** START Supplied information **

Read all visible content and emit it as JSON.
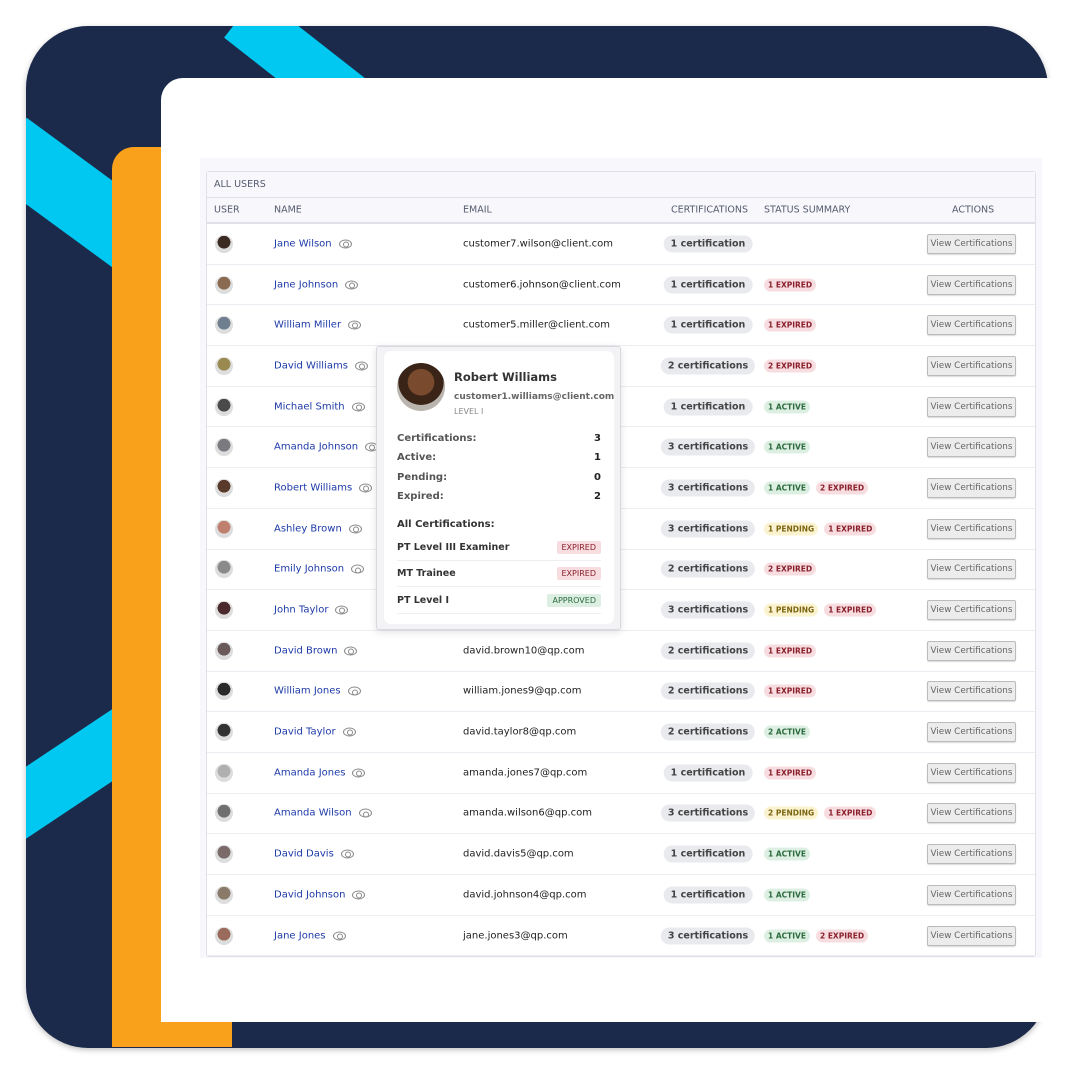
{
  "colors": {
    "navy": "#1b2a4a",
    "cyan": "#00c8f0",
    "orange": "#f9a11b",
    "link": "#1d3aa8"
  },
  "table": {
    "title": "ALL USERS",
    "headers": {
      "user": "USER",
      "name": "NAME",
      "email": "EMAIL",
      "certifications": "CERTIFICATIONS",
      "status": "STATUS SUMMARY",
      "actions": "ACTIONS"
    },
    "action_label": "View Certifications",
    "rows": [
      {
        "name": "Jane Wilson",
        "email": "customer7.wilson@client.com",
        "certs": "1 certification",
        "status": []
      },
      {
        "name": "Jane Johnson",
        "email": "customer6.johnson@client.com",
        "certs": "1 certification",
        "status": [
          {
            "label": "1 EXPIRED",
            "type": "EXPIRED"
          }
        ]
      },
      {
        "name": "William Miller",
        "email": "customer5.miller@client.com",
        "certs": "1 certification",
        "status": [
          {
            "label": "1 EXPIRED",
            "type": "EXPIRED"
          }
        ]
      },
      {
        "name": "David Williams",
        "email": "",
        "certs": "2 certifications",
        "status": [
          {
            "label": "2 EXPIRED",
            "type": "EXPIRED"
          }
        ]
      },
      {
        "name": "Michael Smith",
        "email": "",
        "certs": "1 certification",
        "status": [
          {
            "label": "1 ACTIVE",
            "type": "ACTIVE"
          }
        ]
      },
      {
        "name": "Amanda Johnson",
        "email": "",
        "certs": "3 certifications",
        "status": [
          {
            "label": "1 ACTIVE",
            "type": "ACTIVE"
          }
        ]
      },
      {
        "name": "Robert Williams",
        "email": "",
        "certs": "3 certifications",
        "status": [
          {
            "label": "1 ACTIVE",
            "type": "ACTIVE"
          },
          {
            "label": "2 EXPIRED",
            "type": "EXPIRED"
          }
        ]
      },
      {
        "name": "Ashley Brown",
        "email": "",
        "certs": "3 certifications",
        "status": [
          {
            "label": "1 PENDING",
            "type": "PENDING"
          },
          {
            "label": "1 EXPIRED",
            "type": "EXPIRED"
          }
        ]
      },
      {
        "name": "Emily Johnson",
        "email": "",
        "certs": "2 certifications",
        "status": [
          {
            "label": "2 EXPIRED",
            "type": "EXPIRED"
          }
        ]
      },
      {
        "name": "John Taylor",
        "email": "",
        "certs": "3 certifications",
        "status": [
          {
            "label": "1 PENDING",
            "type": "PENDING"
          },
          {
            "label": "1 EXPIRED",
            "type": "EXPIRED"
          }
        ]
      },
      {
        "name": "David Brown",
        "email": "david.brown10@qp.com",
        "certs": "2 certifications",
        "status": [
          {
            "label": "1 EXPIRED",
            "type": "EXPIRED"
          }
        ]
      },
      {
        "name": "William Jones",
        "email": "william.jones9@qp.com",
        "certs": "2 certifications",
        "status": [
          {
            "label": "1 EXPIRED",
            "type": "EXPIRED"
          }
        ]
      },
      {
        "name": "David Taylor",
        "email": "david.taylor8@qp.com",
        "certs": "2 certifications",
        "status": [
          {
            "label": "2 ACTIVE",
            "type": "ACTIVE"
          }
        ]
      },
      {
        "name": "Amanda Jones",
        "email": "amanda.jones7@qp.com",
        "certs": "1 certification",
        "status": [
          {
            "label": "1 EXPIRED",
            "type": "EXPIRED"
          }
        ]
      },
      {
        "name": "Amanda Wilson",
        "email": "amanda.wilson6@qp.com",
        "certs": "3 certifications",
        "status": [
          {
            "label": "2 PENDING",
            "type": "PENDING"
          },
          {
            "label": "1 EXPIRED",
            "type": "EXPIRED"
          }
        ]
      },
      {
        "name": "David Davis",
        "email": "david.davis5@qp.com",
        "certs": "1 certification",
        "status": [
          {
            "label": "1 ACTIVE",
            "type": "ACTIVE"
          }
        ]
      },
      {
        "name": "David Johnson",
        "email": "david.johnson4@qp.com",
        "certs": "1 certification",
        "status": [
          {
            "label": "1 ACTIVE",
            "type": "ACTIVE"
          }
        ]
      },
      {
        "name": "Jane Jones",
        "email": "jane.jones3@qp.com",
        "certs": "3 certifications",
        "status": [
          {
            "label": "1 ACTIVE",
            "type": "ACTIVE"
          },
          {
            "label": "2 EXPIRED",
            "type": "EXPIRED"
          }
        ]
      }
    ]
  },
  "popover": {
    "name": "Robert Williams",
    "email": "customer1.williams@client.com",
    "level": "LEVEL I",
    "stats": [
      {
        "label": "Certifications:",
        "value": "3"
      },
      {
        "label": "Active:",
        "value": "1"
      },
      {
        "label": "Pending:",
        "value": "0"
      },
      {
        "label": "Expired:",
        "value": "2"
      }
    ],
    "all_label": "All Certifications:",
    "certs": [
      {
        "name": "PT Level III Examiner",
        "status": "EXPIRED"
      },
      {
        "name": "MT Trainee",
        "status": "EXPIRED"
      },
      {
        "name": "PT Level I",
        "status": "APPROVED"
      }
    ]
  }
}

** END Supplied information **

### Description of the task:
Give back each entry exactly as it appears, with no pictures.

### Reply:
Read all visible content and emit it as JSON.
{
  "colors": {
    "navy": "#1b2a4a",
    "cyan": "#00c8f0",
    "orange": "#f9a11b",
    "link": "#1d3aa8"
  },
  "table": {
    "title": "ALL USERS",
    "headers": {
      "user": "USER",
      "name": "NAME",
      "email": "EMAIL",
      "certifications": "CERTIFICATIONS",
      "status": "STATUS SUMMARY",
      "actions": "ACTIONS"
    },
    "action_label": "View Certifications",
    "rows": [
      {
        "name": "Jane Wilson",
        "email": "customer7.wilson@client.com",
        "certs": "1 certification",
        "status": []
      },
      {
        "name": "Jane Johnson",
        "email": "customer6.johnson@client.com",
        "certs": "1 certification",
        "status": [
          {
            "label": "1 EXPIRED",
            "type": "EXPIRED"
          }
        ]
      },
      {
        "name": "William Miller",
        "email": "customer5.miller@client.com",
        "certs": "1 certification",
        "status": [
          {
            "label": "1 EXPIRED",
            "type": "EXPIRED"
          }
        ]
      },
      {
        "name": "David Williams",
        "email": "",
        "certs": "2 certifications",
        "status": [
          {
            "label": "2 EXPIRED",
            "type": "EXPIRED"
          }
        ]
      },
      {
        "name": "Michael Smith",
        "email": "",
        "certs": "1 certification",
        "status": [
          {
            "label": "1 ACTIVE",
            "type": "ACTIVE"
          }
        ]
      },
      {
        "name": "Amanda Johnson",
        "email": "",
        "certs": "3 certifications",
        "status": [
          {
            "label": "1 ACTIVE",
            "type": "ACTIVE"
          }
        ]
      },
      {
        "name": "Robert Williams",
        "email": "",
        "certs": "3 certifications",
        "status": [
          {
            "label": "1 ACTIVE",
            "type": "ACTIVE"
          },
          {
            "label": "2 EXPIRED",
            "type": "EXPIRED"
          }
        ]
      },
      {
        "name": "Ashley Brown",
        "email": "",
        "certs": "3 certifications",
        "status": [
          {
            "label": "1 PENDING",
            "type": "PENDING"
          },
          {
            "label": "1 EXPIRED",
            "type": "EXPIRED"
          }
        ]
      },
      {
        "name": "Emily Johnson",
        "email": "",
        "certs": "2 certifications",
        "status": [
          {
            "label": "2 EXPIRED",
            "type": "EXPIRED"
          }
        ]
      },
      {
        "name": "John Taylor",
        "email": "",
        "certs": "3 certifications",
        "status": [
          {
            "label": "1 PENDING",
            "type": "PENDING"
          },
          {
            "label": "1 EXPIRED",
            "type": "EXPIRED"
          }
        ]
      },
      {
        "name": "David Brown",
        "email": "david.brown10@qp.com",
        "certs": "2 certifications",
        "status": [
          {
            "label": "1 EXPIRED",
            "type": "EXPIRED"
          }
        ]
      },
      {
        "name": "William Jones",
        "email": "william.jones9@qp.com",
        "certs": "2 certifications",
        "status": [
          {
            "label": "1 EXPIRED",
            "type": "EXPIRED"
          }
        ]
      },
      {
        "name": "David Taylor",
        "email": "david.taylor8@qp.com",
        "certs": "2 certifications",
        "status": [
          {
            "label": "2 ACTIVE",
            "type": "ACTIVE"
          }
        ]
      },
      {
        "name": "Amanda Jones",
        "email": "amanda.jones7@qp.com",
        "certs": "1 certification",
        "status": [
          {
            "label": "1 EXPIRED",
            "type": "EXPIRED"
          }
        ]
      },
      {
        "name": "Amanda Wilson",
        "email": "amanda.wilson6@qp.com",
        "certs": "3 certifications",
        "status": [
          {
            "label": "2 PENDING",
            "type": "PENDING"
          },
          {
            "label": "1 EXPIRED",
            "type": "EXPIRED"
          }
        ]
      },
      {
        "name": "David Davis",
        "email": "david.davis5@qp.com",
        "certs": "1 certification",
        "status": [
          {
            "label": "1 ACTIVE",
            "type": "ACTIVE"
          }
        ]
      },
      {
        "name": "David Johnson",
        "email": "david.johnson4@qp.com",
        "certs": "1 certification",
        "status": [
          {
            "label": "1 ACTIVE",
            "type": "ACTIVE"
          }
        ]
      },
      {
        "name": "Jane Jones",
        "email": "jane.jones3@qp.com",
        "certs": "3 certifications",
        "status": [
          {
            "label": "1 ACTIVE",
            "type": "ACTIVE"
          },
          {
            "label": "2 EXPIRED",
            "type": "EXPIRED"
          }
        ]
      }
    ]
  },
  "popover": {
    "name": "Robert Williams",
    "email": "customer1.williams@client.com",
    "level": "LEVEL I",
    "stats": [
      {
        "label": "Certifications:",
        "value": "3"
      },
      {
        "label": "Active:",
        "value": "1"
      },
      {
        "label": "Pending:",
        "value": "0"
      },
      {
        "label": "Expired:",
        "value": "2"
      }
    ],
    "all_label": "All Certifications:",
    "certs": [
      {
        "name": "PT Level III Examiner",
        "status": "EXPIRED"
      },
      {
        "name": "MT Trainee",
        "status": "EXPIRED"
      },
      {
        "name": "PT Level I",
        "status": "APPROVED"
      }
    ]
  }
}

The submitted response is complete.